(Items from a dataset)
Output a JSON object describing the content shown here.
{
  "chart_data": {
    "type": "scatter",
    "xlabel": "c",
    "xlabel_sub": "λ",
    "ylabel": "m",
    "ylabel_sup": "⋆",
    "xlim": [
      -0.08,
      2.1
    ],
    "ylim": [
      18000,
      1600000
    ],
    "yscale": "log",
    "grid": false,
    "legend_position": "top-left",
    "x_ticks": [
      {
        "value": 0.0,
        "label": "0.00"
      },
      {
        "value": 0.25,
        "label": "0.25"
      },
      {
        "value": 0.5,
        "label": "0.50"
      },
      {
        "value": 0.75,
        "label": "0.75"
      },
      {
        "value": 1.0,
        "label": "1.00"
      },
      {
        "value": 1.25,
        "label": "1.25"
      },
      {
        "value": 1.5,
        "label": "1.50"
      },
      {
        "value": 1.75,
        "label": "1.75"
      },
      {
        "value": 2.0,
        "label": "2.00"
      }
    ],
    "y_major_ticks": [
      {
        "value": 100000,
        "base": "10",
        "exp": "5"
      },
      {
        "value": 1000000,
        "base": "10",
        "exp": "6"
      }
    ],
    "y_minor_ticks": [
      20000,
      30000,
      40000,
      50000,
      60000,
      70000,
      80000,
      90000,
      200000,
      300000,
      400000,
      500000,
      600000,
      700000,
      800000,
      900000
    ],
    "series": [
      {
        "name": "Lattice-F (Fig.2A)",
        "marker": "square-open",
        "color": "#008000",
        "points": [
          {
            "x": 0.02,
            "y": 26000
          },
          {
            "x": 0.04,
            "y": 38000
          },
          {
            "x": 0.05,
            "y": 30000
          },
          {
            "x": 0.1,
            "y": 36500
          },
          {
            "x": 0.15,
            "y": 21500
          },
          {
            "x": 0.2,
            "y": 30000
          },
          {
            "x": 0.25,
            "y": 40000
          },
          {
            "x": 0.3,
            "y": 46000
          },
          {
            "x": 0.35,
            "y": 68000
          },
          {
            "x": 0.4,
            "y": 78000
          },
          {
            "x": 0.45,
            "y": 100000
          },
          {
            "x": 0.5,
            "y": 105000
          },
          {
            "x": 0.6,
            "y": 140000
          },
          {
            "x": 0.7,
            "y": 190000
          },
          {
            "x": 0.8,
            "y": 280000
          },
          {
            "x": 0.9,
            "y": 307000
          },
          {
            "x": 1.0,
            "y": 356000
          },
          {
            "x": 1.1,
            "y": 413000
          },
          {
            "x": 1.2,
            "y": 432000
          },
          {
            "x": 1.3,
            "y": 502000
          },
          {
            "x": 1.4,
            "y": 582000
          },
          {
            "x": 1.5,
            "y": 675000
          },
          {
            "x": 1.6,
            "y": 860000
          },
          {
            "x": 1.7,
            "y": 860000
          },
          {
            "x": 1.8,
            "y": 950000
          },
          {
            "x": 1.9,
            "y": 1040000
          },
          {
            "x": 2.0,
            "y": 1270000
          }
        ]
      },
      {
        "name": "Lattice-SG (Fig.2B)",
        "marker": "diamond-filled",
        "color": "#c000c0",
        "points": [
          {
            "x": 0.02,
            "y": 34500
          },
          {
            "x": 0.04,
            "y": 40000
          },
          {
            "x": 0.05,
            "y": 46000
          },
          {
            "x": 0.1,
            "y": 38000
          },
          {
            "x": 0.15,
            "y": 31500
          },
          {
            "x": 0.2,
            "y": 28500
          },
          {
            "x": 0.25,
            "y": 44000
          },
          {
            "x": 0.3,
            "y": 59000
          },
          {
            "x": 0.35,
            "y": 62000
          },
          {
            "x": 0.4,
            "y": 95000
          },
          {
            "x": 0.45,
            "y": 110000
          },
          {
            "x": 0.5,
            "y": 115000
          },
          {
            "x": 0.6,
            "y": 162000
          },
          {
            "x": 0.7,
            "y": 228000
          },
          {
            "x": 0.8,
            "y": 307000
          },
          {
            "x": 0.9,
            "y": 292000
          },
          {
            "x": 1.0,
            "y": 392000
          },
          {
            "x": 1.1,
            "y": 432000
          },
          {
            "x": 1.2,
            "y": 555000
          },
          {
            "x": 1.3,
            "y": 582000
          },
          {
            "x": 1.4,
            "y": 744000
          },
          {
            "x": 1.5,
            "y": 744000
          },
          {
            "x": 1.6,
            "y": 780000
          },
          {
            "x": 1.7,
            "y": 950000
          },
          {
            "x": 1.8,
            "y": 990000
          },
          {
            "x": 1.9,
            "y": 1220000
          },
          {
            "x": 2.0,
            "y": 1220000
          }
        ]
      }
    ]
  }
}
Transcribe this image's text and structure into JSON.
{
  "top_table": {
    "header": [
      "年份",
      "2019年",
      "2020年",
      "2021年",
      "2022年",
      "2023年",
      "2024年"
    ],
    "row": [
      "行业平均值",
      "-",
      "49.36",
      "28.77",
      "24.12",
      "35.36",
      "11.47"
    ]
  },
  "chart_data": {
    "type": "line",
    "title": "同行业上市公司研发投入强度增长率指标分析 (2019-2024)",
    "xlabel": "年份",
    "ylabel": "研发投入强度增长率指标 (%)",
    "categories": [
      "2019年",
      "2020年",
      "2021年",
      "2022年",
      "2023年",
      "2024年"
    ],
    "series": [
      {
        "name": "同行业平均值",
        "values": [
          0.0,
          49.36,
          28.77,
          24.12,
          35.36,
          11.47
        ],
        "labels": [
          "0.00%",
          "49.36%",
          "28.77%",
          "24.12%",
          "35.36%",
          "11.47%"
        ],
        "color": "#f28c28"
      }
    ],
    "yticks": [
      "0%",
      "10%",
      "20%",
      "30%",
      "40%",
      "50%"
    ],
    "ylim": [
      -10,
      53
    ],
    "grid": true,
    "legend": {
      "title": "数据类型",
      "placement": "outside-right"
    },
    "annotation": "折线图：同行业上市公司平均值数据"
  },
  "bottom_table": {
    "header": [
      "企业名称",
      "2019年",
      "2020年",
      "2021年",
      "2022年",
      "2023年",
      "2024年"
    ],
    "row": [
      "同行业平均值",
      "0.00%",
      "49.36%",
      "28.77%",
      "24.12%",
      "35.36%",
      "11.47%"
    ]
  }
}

→ **Required work**: Starting at the line that contains "Transcribe this image's", quote each remaining line of the entries above, unchanged.

→ **Complete answer**:
Transcribe this image's text and structure into JSON.
{
  "top_table": {
    "header": [
      "年份",
      "2019年",
      "2020年",
      "2021年",
      "2022年",
      "2023年",
      "2024年"
    ],
    "row": [
      "行业平均值",
      "-",
      "49.36",
      "28.77",
      "24.12",
      "35.36",
      "11.47"
    ]
  },
  "chart_data": {
    "type": "line",
    "title": "同行业上市公司研发投入强度增长率指标分析 (2019-2024)",
    "xlabel": "年份",
    "ylabel": "研发投入强度增长率指标 (%)",
    "categories": [
      "2019年",
      "2020年",
      "2021年",
      "2022年",
      "2023年",
      "2024年"
    ],
    "series": [
      {
        "name": "同行业平均值",
        "values": [
          0.0,
          49.36,
          28.77,
          24.12,
          35.36,
          11.47
        ],
        "labels": [
          "0.00%",
          "49.36%",
          "28.77%",
          "24.12%",
          "35.36%",
          "11.47%"
        ],
        "color": "#f28c28"
      }
    ],
    "yticks": [
      "0%",
      "10%",
      "20%",
      "30%",
      "40%",
      "50%"
    ],
    "ylim": [
      -10,
      53
    ],
    "grid": true,
    "legend": {
      "title": "数据类型",
      "placement": "outside-right"
    },
    "annotation": "折线图：同行业上市公司平均值数据"
  },
  "bottom_table": {
    "header": [
      "企业名称",
      "2019年",
      "2020年",
      "2021年",
      "2022年",
      "2023年",
      "2024年"
    ],
    "row": [
      "同行业平均值",
      "0.00%",
      "49.36%",
      "28.77%",
      "24.12%",
      "35.36%",
      "11.47%"
    ]
  }
}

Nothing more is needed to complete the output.